Collected data:
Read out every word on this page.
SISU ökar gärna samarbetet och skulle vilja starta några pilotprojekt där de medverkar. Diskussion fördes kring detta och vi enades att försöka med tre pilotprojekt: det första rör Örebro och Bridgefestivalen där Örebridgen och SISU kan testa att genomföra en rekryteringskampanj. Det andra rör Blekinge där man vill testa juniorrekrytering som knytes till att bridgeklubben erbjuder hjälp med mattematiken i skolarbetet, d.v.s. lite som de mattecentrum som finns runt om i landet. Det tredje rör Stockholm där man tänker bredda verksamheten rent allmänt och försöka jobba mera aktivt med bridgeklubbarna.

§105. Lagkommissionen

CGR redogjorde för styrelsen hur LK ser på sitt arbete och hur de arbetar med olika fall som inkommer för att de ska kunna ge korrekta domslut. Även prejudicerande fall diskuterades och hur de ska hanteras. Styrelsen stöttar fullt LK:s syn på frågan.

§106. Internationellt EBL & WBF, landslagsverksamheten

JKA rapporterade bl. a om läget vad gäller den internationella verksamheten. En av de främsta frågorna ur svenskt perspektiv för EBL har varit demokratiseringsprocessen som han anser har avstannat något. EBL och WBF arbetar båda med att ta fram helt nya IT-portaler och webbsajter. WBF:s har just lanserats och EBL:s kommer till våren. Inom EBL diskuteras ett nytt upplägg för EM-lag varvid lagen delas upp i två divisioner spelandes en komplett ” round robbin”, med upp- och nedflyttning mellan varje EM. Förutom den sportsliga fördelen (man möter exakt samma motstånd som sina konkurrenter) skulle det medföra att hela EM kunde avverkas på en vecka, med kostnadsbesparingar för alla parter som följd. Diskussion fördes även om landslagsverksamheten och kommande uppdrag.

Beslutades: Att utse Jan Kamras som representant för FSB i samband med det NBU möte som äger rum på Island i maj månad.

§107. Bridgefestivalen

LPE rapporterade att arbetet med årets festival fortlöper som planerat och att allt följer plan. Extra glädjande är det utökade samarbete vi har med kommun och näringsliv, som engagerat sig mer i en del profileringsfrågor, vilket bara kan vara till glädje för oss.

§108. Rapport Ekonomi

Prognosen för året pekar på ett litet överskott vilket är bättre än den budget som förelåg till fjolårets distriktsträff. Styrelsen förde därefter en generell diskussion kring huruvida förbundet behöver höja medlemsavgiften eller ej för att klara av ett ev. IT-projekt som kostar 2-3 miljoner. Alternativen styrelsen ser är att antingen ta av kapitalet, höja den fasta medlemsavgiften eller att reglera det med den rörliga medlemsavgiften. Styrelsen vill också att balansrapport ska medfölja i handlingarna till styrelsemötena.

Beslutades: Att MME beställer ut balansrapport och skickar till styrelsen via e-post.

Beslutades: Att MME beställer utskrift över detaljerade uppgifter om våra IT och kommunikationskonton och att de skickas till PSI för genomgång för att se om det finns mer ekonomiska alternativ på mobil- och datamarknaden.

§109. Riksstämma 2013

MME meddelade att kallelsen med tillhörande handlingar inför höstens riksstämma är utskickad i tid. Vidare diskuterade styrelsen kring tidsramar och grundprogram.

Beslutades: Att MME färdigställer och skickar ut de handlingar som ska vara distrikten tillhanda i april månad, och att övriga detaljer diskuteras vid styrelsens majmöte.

WORK ITEM
Bring together each line above where the string "beställer" turns up.

RESULT OF THIS EXERCISE
Beslutades: Att MME beställer ut balansrapport och skickar till styrelsen via e-post.
Beslutades: Att MME beställer utskrift över detaljerade uppgifter om våra IT och kommunikationskonton och att de skickas till PSI för genomgång för att se om det finns mer ekonomiska alternativ på mobil- och datamarknaden.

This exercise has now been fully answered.